_DATA LISTING_
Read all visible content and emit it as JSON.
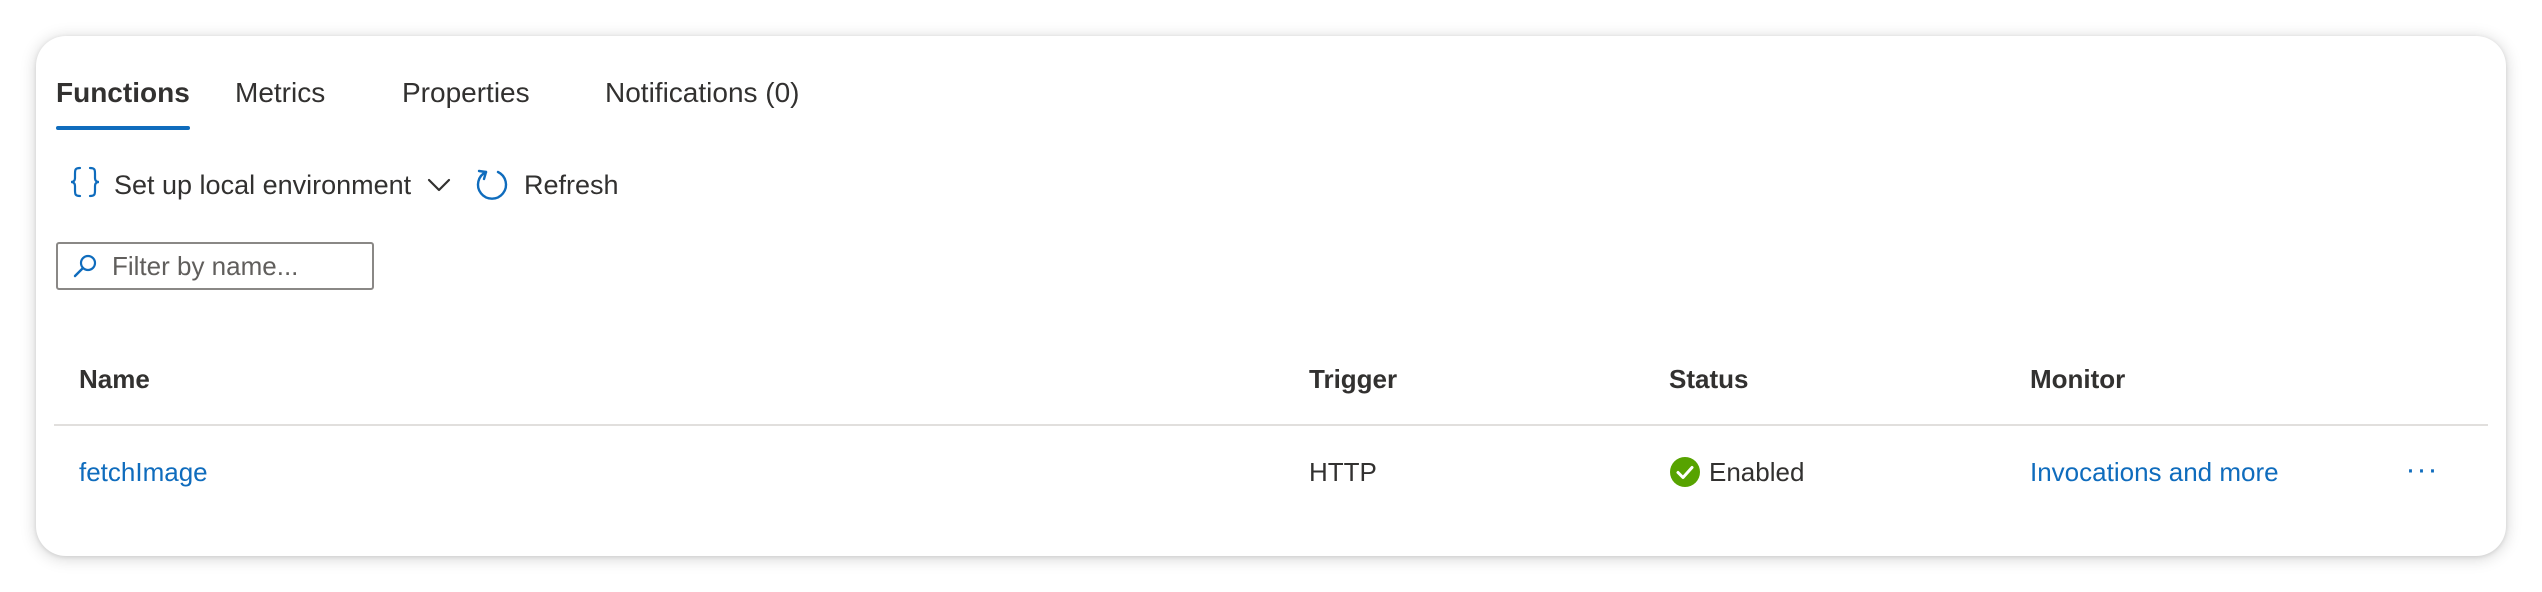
{
  "tabs": [
    {
      "label": "Functions",
      "active": true
    },
    {
      "label": "Metrics",
      "active": false
    },
    {
      "label": "Properties",
      "active": false
    },
    {
      "label": "Notifications (0)",
      "active": false
    }
  ],
  "toolbar": {
    "setup_label": "Set up local environment",
    "setup_icon": "braces-icon",
    "refresh_label": "Refresh",
    "refresh_icon": "refresh-icon"
  },
  "search": {
    "placeholder": "Filter by name...",
    "value": ""
  },
  "table": {
    "columns": [
      "Name",
      "Trigger",
      "Status",
      "Monitor"
    ],
    "rows": [
      {
        "name": "fetchImage",
        "trigger": "HTTP",
        "status": "Enabled",
        "monitor": "Invocations and more",
        "more": "···"
      }
    ]
  },
  "colors": {
    "accent": "#0f6cbd",
    "status_enabled": "#57a300",
    "text": "#323130"
  }
}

_WRITTEN INSTRUCTION_
Set each line of the records down exactly, leaving every picture out.

_TASK ANSWER_
Read all visible content and emit it as JSON.
{
  "tabs": [
    {
      "label": "Functions",
      "active": true
    },
    {
      "label": "Metrics",
      "active": false
    },
    {
      "label": "Properties",
      "active": false
    },
    {
      "label": "Notifications (0)",
      "active": false
    }
  ],
  "toolbar": {
    "setup_label": "Set up local environment",
    "setup_icon": "braces-icon",
    "refresh_label": "Refresh",
    "refresh_icon": "refresh-icon"
  },
  "search": {
    "placeholder": "Filter by name...",
    "value": ""
  },
  "table": {
    "columns": [
      "Name",
      "Trigger",
      "Status",
      "Monitor"
    ],
    "rows": [
      {
        "name": "fetchImage",
        "trigger": "HTTP",
        "status": "Enabled",
        "monitor": "Invocations and more",
        "more": "···"
      }
    ]
  },
  "colors": {
    "accent": "#0f6cbd",
    "status_enabled": "#57a300",
    "text": "#323130"
  }
}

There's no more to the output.